Exercise goal:
Copy every line of the data that includes the string "avalanche".

Input data:

- - - - -

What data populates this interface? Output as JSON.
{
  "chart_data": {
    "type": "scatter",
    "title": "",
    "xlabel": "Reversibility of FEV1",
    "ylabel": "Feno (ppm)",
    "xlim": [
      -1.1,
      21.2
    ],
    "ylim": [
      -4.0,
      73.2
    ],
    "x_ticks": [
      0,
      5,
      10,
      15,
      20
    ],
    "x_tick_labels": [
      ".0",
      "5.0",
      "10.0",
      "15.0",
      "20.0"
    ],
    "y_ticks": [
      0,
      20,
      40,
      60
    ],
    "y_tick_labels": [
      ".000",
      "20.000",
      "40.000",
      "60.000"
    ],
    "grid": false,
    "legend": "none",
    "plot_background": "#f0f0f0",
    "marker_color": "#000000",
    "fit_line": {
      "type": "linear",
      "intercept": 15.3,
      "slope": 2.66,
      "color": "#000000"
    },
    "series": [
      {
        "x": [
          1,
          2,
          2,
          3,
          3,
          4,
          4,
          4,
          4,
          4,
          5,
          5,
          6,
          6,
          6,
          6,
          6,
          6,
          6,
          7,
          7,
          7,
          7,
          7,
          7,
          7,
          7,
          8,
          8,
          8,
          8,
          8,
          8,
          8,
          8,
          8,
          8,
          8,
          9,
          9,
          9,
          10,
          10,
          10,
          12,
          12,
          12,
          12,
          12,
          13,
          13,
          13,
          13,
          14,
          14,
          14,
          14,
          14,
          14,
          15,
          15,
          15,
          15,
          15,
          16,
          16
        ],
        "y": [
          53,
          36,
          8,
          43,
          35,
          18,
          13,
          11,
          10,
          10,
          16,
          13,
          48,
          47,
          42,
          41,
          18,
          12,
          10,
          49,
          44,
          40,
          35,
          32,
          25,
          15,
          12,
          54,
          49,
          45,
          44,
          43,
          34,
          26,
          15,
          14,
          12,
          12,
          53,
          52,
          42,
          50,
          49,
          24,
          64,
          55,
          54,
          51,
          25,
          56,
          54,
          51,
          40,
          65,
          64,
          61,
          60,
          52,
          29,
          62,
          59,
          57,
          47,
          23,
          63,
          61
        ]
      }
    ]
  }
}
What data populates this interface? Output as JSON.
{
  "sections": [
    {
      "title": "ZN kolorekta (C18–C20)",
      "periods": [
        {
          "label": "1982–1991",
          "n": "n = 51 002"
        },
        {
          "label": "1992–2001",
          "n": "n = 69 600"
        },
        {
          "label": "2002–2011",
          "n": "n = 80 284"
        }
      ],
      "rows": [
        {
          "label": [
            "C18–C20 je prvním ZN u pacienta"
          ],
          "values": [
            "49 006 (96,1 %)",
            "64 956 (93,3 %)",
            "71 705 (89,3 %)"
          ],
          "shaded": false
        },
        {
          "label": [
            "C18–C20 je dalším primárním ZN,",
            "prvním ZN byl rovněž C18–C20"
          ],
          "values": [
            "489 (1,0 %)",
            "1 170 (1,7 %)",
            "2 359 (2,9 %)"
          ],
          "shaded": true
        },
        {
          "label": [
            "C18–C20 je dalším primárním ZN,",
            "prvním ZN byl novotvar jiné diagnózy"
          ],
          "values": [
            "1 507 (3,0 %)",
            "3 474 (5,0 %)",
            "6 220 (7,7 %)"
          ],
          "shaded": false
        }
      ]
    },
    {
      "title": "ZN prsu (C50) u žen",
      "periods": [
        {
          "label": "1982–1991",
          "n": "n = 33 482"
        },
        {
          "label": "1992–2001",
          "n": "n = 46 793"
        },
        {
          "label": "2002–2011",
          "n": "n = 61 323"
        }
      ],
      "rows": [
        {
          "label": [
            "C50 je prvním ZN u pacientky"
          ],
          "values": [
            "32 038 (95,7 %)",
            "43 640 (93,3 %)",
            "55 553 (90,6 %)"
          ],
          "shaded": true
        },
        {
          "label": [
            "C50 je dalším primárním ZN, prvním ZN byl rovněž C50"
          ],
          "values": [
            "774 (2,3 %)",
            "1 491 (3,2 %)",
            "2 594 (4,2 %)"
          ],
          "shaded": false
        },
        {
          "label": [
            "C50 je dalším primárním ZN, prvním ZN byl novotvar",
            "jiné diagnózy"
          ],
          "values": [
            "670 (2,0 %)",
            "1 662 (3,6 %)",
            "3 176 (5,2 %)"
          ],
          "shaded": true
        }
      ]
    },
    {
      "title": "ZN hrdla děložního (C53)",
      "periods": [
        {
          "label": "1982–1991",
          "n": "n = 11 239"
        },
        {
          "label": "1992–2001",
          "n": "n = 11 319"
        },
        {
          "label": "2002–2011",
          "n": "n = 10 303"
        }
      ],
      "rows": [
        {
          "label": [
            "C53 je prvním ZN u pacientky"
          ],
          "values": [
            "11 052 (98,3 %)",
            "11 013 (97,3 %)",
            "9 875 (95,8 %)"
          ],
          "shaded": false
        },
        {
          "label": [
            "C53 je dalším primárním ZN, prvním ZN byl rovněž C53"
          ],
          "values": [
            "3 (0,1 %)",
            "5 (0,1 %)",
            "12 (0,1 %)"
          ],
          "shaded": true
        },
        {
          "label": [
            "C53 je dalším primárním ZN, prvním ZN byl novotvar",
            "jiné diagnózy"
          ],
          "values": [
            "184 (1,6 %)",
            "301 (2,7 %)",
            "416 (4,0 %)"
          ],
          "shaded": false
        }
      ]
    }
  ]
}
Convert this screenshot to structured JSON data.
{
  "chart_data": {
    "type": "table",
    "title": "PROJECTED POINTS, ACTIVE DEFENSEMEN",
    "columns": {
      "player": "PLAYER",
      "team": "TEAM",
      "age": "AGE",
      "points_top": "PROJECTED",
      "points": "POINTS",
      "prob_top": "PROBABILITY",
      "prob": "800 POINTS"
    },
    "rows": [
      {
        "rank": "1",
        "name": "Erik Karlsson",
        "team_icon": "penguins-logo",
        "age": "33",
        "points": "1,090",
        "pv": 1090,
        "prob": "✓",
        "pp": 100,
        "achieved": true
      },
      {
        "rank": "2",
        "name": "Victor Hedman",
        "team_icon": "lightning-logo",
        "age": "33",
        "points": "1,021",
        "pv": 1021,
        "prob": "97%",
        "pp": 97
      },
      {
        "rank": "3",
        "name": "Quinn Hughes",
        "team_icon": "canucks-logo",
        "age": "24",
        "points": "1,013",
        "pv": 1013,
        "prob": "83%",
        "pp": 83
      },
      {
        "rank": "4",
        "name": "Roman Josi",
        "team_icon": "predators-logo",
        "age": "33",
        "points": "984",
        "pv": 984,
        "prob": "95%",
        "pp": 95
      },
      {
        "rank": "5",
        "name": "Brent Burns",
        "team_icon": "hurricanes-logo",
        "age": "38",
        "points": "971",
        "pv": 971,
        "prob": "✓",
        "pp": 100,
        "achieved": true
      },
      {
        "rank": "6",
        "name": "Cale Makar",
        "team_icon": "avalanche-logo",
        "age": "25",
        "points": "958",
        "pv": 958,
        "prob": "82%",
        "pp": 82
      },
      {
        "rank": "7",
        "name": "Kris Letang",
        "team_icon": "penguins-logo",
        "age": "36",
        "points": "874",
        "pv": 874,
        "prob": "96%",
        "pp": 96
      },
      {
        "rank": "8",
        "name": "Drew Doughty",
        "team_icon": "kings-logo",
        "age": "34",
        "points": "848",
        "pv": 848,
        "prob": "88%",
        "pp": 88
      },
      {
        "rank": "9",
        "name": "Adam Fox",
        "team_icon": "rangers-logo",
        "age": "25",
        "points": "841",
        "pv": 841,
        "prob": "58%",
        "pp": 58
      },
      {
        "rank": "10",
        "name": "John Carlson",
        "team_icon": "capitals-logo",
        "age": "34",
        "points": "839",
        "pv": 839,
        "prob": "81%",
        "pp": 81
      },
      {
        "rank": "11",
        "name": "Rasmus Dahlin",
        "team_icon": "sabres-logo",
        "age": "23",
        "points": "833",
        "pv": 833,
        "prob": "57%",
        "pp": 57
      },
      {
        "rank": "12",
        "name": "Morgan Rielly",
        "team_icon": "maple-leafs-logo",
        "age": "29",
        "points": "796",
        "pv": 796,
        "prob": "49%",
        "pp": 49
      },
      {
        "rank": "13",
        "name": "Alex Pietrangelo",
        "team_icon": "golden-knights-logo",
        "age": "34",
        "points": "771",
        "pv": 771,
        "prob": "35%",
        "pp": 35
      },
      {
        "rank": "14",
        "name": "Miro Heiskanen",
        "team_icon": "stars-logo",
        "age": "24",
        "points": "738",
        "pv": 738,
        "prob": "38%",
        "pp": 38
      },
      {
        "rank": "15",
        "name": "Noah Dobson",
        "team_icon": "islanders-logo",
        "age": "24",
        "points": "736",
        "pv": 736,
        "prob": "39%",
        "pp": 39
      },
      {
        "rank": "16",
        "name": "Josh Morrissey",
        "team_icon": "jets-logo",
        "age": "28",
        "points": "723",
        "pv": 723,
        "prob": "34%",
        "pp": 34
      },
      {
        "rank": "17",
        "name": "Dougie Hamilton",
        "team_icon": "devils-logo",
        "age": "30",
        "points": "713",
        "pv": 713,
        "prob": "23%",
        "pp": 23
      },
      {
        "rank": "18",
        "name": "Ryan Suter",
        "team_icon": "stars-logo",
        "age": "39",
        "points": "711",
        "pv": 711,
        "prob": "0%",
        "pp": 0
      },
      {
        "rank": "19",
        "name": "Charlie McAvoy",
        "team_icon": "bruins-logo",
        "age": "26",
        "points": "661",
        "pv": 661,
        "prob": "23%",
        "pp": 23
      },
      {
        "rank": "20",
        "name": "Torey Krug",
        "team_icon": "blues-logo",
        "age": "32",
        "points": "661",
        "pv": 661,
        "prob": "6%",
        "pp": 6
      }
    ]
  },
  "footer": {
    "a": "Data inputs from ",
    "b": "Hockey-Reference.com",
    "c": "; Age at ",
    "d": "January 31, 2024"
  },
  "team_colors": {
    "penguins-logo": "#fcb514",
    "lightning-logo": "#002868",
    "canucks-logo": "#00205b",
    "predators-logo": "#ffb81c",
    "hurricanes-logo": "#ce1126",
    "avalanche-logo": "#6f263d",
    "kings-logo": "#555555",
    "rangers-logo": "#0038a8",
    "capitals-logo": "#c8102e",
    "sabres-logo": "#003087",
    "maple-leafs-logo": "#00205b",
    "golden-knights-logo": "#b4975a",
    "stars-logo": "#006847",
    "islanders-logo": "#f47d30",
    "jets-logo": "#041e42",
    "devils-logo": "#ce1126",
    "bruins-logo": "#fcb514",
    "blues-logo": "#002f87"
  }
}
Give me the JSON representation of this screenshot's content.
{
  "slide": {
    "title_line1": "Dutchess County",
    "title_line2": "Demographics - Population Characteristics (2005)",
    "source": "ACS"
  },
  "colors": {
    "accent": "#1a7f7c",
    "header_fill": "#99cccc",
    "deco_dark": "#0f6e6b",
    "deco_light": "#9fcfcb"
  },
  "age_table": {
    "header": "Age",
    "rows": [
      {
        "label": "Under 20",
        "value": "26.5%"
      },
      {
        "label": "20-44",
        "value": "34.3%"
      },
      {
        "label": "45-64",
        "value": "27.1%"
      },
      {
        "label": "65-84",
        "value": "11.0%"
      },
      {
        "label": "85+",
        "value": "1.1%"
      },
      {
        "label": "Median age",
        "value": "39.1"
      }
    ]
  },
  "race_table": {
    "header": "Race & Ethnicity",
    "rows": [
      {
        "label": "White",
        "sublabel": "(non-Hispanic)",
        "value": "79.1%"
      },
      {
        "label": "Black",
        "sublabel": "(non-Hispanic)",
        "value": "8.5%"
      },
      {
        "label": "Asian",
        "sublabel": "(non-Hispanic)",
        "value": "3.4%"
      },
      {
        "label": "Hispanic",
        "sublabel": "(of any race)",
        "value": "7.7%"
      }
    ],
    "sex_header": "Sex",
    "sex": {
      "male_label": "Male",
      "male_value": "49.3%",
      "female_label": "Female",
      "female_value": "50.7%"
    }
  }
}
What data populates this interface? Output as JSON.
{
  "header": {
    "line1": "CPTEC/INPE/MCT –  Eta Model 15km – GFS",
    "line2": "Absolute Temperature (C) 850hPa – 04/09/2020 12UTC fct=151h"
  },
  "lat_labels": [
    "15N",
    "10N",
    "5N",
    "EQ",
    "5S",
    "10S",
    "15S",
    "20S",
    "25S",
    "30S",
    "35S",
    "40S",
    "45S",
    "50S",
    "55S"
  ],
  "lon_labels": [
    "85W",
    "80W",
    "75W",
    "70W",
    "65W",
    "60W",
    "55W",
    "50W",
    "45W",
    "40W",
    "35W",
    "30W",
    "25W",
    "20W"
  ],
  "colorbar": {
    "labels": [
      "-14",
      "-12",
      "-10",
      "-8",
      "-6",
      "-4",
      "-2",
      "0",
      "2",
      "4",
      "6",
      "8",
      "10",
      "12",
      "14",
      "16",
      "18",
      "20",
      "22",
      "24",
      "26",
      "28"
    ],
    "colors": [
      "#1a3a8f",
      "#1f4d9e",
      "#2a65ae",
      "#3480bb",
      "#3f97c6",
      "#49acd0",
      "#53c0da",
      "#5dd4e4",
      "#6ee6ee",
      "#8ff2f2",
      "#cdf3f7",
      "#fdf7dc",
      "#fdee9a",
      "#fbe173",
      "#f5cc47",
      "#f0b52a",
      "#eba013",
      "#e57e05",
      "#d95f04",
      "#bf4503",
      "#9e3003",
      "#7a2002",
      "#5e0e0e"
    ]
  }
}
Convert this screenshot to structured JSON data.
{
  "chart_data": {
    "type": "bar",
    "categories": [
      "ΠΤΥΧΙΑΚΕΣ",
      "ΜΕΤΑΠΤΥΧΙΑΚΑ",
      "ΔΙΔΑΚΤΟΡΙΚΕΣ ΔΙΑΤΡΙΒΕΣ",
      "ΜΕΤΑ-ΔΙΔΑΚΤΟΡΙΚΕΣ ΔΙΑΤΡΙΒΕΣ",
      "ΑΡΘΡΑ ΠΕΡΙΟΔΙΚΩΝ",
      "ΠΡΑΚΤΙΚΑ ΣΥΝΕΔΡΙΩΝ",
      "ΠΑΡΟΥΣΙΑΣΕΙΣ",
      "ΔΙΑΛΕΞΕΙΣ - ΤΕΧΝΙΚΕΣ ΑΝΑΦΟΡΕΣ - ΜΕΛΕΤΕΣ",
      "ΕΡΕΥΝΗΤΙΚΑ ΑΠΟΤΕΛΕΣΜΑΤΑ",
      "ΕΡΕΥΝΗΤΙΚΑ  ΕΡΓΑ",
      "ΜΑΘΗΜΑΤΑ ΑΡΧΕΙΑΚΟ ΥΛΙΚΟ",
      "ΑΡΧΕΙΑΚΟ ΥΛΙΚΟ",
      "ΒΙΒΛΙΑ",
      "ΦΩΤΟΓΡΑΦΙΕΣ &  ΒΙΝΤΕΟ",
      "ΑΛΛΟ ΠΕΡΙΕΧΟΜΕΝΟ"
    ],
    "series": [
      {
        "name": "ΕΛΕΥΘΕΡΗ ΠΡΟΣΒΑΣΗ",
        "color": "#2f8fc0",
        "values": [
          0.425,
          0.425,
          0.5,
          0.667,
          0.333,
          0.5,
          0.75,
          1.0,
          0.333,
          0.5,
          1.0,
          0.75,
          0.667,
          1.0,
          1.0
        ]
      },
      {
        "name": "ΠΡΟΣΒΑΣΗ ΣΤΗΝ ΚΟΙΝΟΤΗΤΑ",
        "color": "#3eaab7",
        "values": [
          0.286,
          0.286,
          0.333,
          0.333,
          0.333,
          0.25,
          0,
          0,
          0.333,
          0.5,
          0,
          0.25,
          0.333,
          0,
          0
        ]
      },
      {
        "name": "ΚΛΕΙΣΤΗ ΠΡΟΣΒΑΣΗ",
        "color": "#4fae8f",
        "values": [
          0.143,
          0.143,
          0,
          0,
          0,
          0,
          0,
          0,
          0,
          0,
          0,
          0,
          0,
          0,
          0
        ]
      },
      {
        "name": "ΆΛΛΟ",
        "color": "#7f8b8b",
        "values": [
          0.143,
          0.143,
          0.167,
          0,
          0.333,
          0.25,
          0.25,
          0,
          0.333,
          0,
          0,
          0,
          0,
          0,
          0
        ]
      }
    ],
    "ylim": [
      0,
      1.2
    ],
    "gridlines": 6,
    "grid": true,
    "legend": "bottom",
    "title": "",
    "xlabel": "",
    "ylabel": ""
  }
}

- - - - -

Solution to this task:
        "team_icon": "avalanche-logo",
    "avalanche-logo": "#6f263d",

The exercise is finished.